REQUEST: Every line of the material below must be repeated exactly.

DATASET:
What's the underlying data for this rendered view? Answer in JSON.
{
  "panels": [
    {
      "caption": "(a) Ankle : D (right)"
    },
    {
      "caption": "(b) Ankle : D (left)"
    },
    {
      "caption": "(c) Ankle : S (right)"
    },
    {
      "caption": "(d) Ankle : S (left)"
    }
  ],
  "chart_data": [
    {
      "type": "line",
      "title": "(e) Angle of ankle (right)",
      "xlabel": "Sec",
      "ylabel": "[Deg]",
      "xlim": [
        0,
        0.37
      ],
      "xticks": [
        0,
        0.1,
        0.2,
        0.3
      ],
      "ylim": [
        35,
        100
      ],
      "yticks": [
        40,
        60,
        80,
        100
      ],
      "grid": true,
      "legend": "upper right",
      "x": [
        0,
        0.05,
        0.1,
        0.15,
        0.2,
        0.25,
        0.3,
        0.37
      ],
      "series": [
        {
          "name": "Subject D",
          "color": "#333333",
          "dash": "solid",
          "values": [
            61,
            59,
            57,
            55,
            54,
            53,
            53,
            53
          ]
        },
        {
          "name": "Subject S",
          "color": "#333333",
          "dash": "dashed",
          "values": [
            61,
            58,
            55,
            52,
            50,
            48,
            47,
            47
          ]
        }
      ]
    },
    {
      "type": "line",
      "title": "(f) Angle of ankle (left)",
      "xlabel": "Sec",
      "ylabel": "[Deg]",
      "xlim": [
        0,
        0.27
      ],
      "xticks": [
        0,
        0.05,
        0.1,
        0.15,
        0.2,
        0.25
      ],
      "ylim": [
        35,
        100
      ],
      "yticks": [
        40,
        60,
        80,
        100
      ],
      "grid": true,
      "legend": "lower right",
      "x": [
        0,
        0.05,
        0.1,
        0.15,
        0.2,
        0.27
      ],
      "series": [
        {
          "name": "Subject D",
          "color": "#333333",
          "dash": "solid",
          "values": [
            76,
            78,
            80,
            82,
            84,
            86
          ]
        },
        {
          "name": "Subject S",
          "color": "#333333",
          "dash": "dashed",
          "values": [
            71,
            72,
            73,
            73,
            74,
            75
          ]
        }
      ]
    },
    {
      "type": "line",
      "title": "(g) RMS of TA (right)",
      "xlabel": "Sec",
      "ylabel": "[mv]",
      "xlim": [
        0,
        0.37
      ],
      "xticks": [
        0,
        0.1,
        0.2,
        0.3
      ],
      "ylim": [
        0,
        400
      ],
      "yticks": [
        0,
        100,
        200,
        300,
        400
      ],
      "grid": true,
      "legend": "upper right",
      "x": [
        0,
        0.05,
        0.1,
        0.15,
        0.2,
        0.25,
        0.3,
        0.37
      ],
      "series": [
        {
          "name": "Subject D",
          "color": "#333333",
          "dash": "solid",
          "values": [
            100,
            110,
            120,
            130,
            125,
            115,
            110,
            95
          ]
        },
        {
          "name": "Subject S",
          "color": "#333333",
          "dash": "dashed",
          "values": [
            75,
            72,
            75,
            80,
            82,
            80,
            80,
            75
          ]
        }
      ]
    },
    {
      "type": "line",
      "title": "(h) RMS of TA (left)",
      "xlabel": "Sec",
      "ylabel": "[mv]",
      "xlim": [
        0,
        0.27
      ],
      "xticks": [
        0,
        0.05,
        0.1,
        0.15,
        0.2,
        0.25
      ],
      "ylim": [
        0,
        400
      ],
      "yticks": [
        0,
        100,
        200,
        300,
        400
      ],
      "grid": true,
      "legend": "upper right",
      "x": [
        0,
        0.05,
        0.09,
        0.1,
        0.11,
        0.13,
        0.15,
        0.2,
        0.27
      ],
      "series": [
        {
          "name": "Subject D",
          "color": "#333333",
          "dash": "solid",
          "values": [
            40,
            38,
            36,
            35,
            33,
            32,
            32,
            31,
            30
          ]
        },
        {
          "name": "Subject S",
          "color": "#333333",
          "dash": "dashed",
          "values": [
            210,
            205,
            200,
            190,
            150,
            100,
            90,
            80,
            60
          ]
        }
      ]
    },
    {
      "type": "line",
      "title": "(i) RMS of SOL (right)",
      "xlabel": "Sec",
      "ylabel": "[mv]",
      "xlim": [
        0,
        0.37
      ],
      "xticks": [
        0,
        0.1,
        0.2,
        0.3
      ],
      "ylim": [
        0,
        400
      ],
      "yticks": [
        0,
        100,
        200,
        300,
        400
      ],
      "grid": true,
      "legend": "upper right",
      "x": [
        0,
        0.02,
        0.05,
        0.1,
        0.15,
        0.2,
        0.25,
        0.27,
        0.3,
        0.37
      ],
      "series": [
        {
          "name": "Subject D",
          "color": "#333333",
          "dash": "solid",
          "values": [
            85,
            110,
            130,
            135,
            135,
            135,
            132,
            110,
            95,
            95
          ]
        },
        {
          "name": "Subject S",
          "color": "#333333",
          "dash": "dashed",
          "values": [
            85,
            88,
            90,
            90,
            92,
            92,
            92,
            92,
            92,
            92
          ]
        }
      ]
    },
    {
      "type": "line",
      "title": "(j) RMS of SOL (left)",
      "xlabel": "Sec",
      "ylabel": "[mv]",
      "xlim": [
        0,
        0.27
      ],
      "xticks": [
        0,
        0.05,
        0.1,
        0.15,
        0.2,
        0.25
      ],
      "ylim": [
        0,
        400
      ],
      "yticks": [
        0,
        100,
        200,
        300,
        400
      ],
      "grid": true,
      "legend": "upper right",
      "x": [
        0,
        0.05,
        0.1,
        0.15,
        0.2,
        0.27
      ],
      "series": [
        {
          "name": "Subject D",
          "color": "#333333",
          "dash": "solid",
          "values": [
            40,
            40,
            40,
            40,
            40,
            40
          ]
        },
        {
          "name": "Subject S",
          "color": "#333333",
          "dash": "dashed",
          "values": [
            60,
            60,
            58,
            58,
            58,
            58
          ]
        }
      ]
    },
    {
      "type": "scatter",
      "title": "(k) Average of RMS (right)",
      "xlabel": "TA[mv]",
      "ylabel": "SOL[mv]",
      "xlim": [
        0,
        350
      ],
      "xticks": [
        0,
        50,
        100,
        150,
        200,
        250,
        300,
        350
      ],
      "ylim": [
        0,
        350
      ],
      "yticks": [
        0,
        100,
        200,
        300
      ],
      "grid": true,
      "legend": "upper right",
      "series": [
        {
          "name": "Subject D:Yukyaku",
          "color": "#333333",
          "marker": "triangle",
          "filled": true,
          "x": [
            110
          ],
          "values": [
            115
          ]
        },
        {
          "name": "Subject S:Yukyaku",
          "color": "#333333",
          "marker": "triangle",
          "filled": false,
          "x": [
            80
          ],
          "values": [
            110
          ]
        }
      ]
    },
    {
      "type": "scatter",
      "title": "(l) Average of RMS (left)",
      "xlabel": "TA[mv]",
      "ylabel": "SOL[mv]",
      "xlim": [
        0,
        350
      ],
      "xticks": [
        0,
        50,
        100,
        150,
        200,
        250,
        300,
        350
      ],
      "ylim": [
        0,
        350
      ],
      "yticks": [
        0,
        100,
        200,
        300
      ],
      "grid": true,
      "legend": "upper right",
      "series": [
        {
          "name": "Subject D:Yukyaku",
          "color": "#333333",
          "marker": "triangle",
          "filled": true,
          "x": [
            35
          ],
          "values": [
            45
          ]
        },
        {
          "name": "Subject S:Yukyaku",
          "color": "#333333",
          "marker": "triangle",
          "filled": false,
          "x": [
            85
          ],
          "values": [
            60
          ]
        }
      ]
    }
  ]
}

OUTPUT FOR THIS TASK:
What's the underlying data for this rendered view? Answer in JSON.
{
  "panels": [
    {
      "caption": "(a) Ankle : D (right)"
    },
    {
      "caption": "(b) Ankle : D (left)"
    },
    {
      "caption": "(c) Ankle : S (right)"
    },
    {
      "caption": "(d) Ankle : S (left)"
    }
  ],
  "chart_data": [
    {
      "type": "line",
      "title": "(e) Angle of ankle (right)",
      "xlabel": "Sec",
      "ylabel": "[Deg]",
      "xlim": [
        0,
        0.37
      ],
      "xticks": [
        0,
        0.1,
        0.2,
        0.3
      ],
      "ylim": [
        35,
        100
      ],
      "yticks": [
        40,
        60,
        80,
        100
      ],
      "grid": true,
      "legend": "upper right",
      "x": [
        0,
        0.05,
        0.1,
        0.15,
        0.2,
        0.25,
        0.3,
        0.37
      ],
      "series": [
        {
          "name": "Subject D",
          "color": "#333333",
          "dash": "solid",
          "values": [
            61,
            59,
            57,
            55,
            54,
            53,
            53,
            53
          ]
        },
        {
          "name": "Subject S",
          "color": "#333333",
          "dash": "dashed",
          "values": [
            61,
            58,
            55,
            52,
            50,
            48,
            47,
            47
          ]
        }
      ]
    },
    {
      "type": "line",
      "title": "(f) Angle of ankle (left)",
      "xlabel": "Sec",
      "ylabel": "[Deg]",
      "xlim": [
        0,
        0.27
      ],
      "xticks": [
        0,
        0.05,
        0.1,
        0.15,
        0.2,
        0.25
      ],
      "ylim": [
        35,
        100
      ],
      "yticks": [
        40,
        60,
        80,
        100
      ],
      "grid": true,
      "legend": "lower right",
      "x": [
        0,
        0.05,
        0.1,
        0.15,
        0.2,
        0.27
      ],
      "series": [
        {
          "name": "Subject D",
          "color": "#333333",
          "dash": "solid",
          "values": [
            76,
            78,
            80,
            82,
            84,
            86
          ]
        },
        {
          "name": "Subject S",
          "color": "#333333",
          "dash": "dashed",
          "values": [
            71,
            72,
            73,
            73,
            74,
            75
          ]
        }
      ]
    },
    {
      "type": "line",
      "title": "(g) RMS of TA (right)",
      "xlabel": "Sec",
      "ylabel": "[mv]",
      "xlim": [
        0,
        0.37
      ],
      "xticks": [
        0,
        0.1,
        0.2,
        0.3
      ],
      "ylim": [
        0,
        400
      ],
      "yticks": [
        0,
        100,
        200,
        300,
        400
      ],
      "grid": true,
      "legend": "upper right",
      "x": [
        0,
        0.05,
        0.1,
        0.15,
        0.2,
        0.25,
        0.3,
        0.37
      ],
      "series": [
        {
          "name": "Subject D",
          "color": "#333333",
          "dash": "solid",
          "values": [
            100,
            110,
            120,
            130,
            125,
            115,
            110,
            95
          ]
        },
        {
          "name": "Subject S",
          "color": "#333333",
          "dash": "dashed",
          "values": [
            75,
            72,
            75,
            80,
            82,
            80,
            80,
            75
          ]
        }
      ]
    },
    {
      "type": "line",
      "title": "(h) RMS of TA (left)",
      "xlabel": "Sec",
      "ylabel": "[mv]",
      "xlim": [
        0,
        0.27
      ],
      "xticks": [
        0,
        0.05,
        0.1,
        0.15,
        0.2,
        0.25
      ],
      "ylim": [
        0,
        400
      ],
      "yticks": [
        0,
        100,
        200,
        300,
        400
      ],
      "grid": true,
      "legend": "upper right",
      "x": [
        0,
        0.05,
        0.09,
        0.1,
        0.11,
        0.13,
        0.15,
        0.2,
        0.27
      ],
      "series": [
        {
          "name": "Subject D",
          "color": "#333333",
          "dash": "solid",
          "values": [
            40,
            38,
            36,
            35,
            33,
            32,
            32,
            31,
            30
          ]
        },
        {
          "name": "Subject S",
          "color": "#333333",
          "dash": "dashed",
          "values": [
            210,
            205,
            200,
            190,
            150,
            100,
            90,
            80,
            60
          ]
        }
      ]
    },
    {
      "type": "line",
      "title": "(i) RMS of SOL (right)",
      "xlabel": "Sec",
      "ylabel": "[mv]",
      "xlim": [
        0,
        0.37
      ],
      "xticks": [
        0,
        0.1,
        0.2,
        0.3
      ],
      "ylim": [
        0,
        400
      ],
      "yticks": [
        0,
        100,
        200,
        300,
        400
      ],
      "grid": true,
      "legend": "upper right",
      "x": [
        0,
        0.02,
        0.05,
        0.1,
        0.15,
        0.2,
        0.25,
        0.27,
        0.3,
        0.37
      ],
      "series": [
        {
          "name": "Subject D",
          "color": "#333333",
          "dash": "solid",
          "values": [
            85,
            110,
            130,
            135,
            135,
            135,
            132,
            110,
            95,
            95
          ]
        },
        {
          "name": "Subject S",
          "color": "#333333",
          "dash": "dashed",
          "values": [
            85,
            88,
            90,
            90,
            92,
            92,
            92,
            92,
            92,
            92
          ]
        }
      ]
    },
    {
      "type": "line",
      "title": "(j) RMS of SOL (left)",
      "xlabel": "Sec",
      "ylabel": "[mv]",
      "xlim": [
        0,
        0.27
      ],
      "xticks": [
        0,
        0.05,
        0.1,
        0.15,
        0.2,
        0.25
      ],
      "ylim": [
        0,
        400
      ],
      "yticks": [
        0,
        100,
        200,
        300,
        400
      ],
      "grid": true,
      "legend": "upper right",
      "x": [
        0,
        0.05,
        0.1,
        0.15,
        0.2,
        0.27
      ],
      "series": [
        {
          "name": "Subject D",
          "color": "#333333",
          "dash": "solid",
          "values": [
            40,
            40,
            40,
            40,
            40,
            40
          ]
        },
        {
          "name": "Subject S",
          "color": "#333333",
          "dash": "dashed",
          "values": [
            60,
            60,
            58,
            58,
            58,
            58
          ]
        }
      ]
    },
    {
      "type": "scatter",
      "title": "(k) Average of RMS (right)",
      "xlabel": "TA[mv]",
      "ylabel": "SOL[mv]",
      "xlim": [
        0,
        350
      ],
      "xticks": [
        0,
        50,
        100,
        150,
        200,
        250,
        300,
        350
      ],
      "ylim": [
        0,
        350
      ],
      "yticks": [
        0,
        100,
        200,
        300
      ],
      "grid": true,
      "legend": "upper right",
      "series": [
        {
          "name": "Subject D:Yukyaku",
          "color": "#333333",
          "marker": "triangle",
          "filled": true,
          "x": [
            110
          ],
          "values": [
            115
          ]
        },
        {
          "name": "Subject S:Yukyaku",
          "color": "#333333",
          "marker": "triangle",
          "filled": false,
          "x": [
            80
          ],
          "values": [
            110
          ]
        }
      ]
    },
    {
      "type": "scatter",
      "title": "(l) Average of RMS (left)",
      "xlabel": "TA[mv]",
      "ylabel": "SOL[mv]",
      "xlim": [
        0,
        350
      ],
      "xticks": [
        0,
        50,
        100,
        150,
        200,
        250,
        300,
        350
      ],
      "ylim": [
        0,
        350
      ],
      "yticks": [
        0,
        100,
        200,
        300
      ],
      "grid": true,
      "legend": "upper right",
      "series": [
        {
          "name": "Subject D:Yukyaku",
          "color": "#333333",
          "marker": "triangle",
          "filled": true,
          "x": [
            35
          ],
          "values": [
            45
          ]
        },
        {
          "name": "Subject S:Yukyaku",
          "color": "#333333",
          "marker": "triangle",
          "filled": false,
          "x": [
            85
          ],
          "values": [
            60
          ]
        }
      ]
    }
  ]
}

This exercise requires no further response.